─── Source data
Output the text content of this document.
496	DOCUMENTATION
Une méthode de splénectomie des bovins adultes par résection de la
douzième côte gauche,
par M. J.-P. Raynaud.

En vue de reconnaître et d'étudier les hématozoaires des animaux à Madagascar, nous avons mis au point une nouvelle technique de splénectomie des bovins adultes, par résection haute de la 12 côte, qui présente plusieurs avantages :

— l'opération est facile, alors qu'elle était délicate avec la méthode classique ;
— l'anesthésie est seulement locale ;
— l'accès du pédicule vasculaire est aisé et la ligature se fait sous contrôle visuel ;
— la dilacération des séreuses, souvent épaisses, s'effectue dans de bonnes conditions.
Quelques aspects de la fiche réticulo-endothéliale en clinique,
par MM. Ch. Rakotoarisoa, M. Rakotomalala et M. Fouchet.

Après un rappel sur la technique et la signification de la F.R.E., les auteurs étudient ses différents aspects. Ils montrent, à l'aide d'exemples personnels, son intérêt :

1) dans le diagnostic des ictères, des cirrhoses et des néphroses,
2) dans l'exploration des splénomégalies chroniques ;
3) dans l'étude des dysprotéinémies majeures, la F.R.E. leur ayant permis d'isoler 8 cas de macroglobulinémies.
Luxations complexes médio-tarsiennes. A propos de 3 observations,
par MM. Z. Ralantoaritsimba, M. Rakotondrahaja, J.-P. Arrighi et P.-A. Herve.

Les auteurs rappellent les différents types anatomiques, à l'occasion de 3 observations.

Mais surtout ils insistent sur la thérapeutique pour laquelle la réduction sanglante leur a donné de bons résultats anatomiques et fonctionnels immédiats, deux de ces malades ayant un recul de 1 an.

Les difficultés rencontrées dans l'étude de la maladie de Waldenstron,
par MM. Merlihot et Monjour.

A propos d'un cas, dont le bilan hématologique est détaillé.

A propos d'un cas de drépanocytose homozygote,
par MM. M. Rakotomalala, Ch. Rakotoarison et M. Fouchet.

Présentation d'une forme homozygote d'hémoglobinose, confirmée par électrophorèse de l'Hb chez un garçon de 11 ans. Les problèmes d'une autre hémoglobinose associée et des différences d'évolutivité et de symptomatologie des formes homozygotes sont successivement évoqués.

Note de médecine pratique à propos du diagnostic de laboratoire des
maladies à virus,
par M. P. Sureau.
──────
*Exercise aim*:
All the entries are to be set down exactly as they appear.

*Output of the task*:
Output the text content of this document.
496	DOCUMENTATION
Une méthode de splénectomie des bovins adultes par résection de la
douzième côte gauche,
par M. J.-P. Raynaud.

En vue de reconnaître et d'étudier les hématozoaires des animaux à Madagascar, nous avons mis au point une nouvelle technique de splénectomie des bovins adultes, par résection haute de la 12 côte, qui présente plusieurs avantages :

— l'opération est facile, alors qu'elle était délicate avec la méthode classique ;
— l'anesthésie est seulement locale ;
— l'accès du pédicule vasculaire est aisé et la ligature se fait sous contrôle visuel ;
— la dilacération des séreuses, souvent épaisses, s'effectue dans de bonnes conditions.
Quelques aspects de la fiche réticulo-endothéliale en clinique,
par MM. Ch. Rakotoarisoa, M. Rakotomalala et M. Fouchet.

Après un rappel sur la technique et la signification de la F.R.E., les auteurs étudient ses différents aspects. Ils montrent, à l'aide d'exemples personnels, son intérêt :

1) dans le diagnostic des ictères, des cirrhoses et des néphroses,
2) dans l'exploration des splénomégalies chroniques ;
3) dans l'étude des dysprotéinémies majeures, la F.R.E. leur ayant permis d'isoler 8 cas de macroglobulinémies.
Luxations complexes médio-tarsiennes. A propos de 3 observations,
par MM. Z. Ralantoaritsimba, M. Rakotondrahaja, J.-P. Arrighi et P.-A. Herve.

Les auteurs rappellent les différents types anatomiques, à l'occasion de 3 observations.

Mais surtout ils insistent sur la thérapeutique pour laquelle la réduction sanglante leur a donné de bons résultats anatomiques et fonctionnels immédiats, deux de ces malades ayant un recul de 1 an.

Les difficultés rencontrées dans l'étude de la maladie de Waldenstron,
par MM. Merlihot et Monjour.

A propos d'un cas, dont le bilan hématologique est détaillé.

A propos d'un cas de drépanocytose homozygote,
par MM. M. Rakotomalala, Ch. Rakotoarison et M. Fouchet.

Présentation d'une forme homozygote d'hémoglobinose, confirmée par électrophorèse de l'Hb chez un garçon de 11 ans. Les problèmes d'une autre hémoglobinose associée et des différences d'évolutivité et de symptomatologie des formes homozygotes sont successivement évoqués.

Note de médecine pratique à propos du diagnostic de laboratoire des
maladies à virus,
par M. P. Sureau.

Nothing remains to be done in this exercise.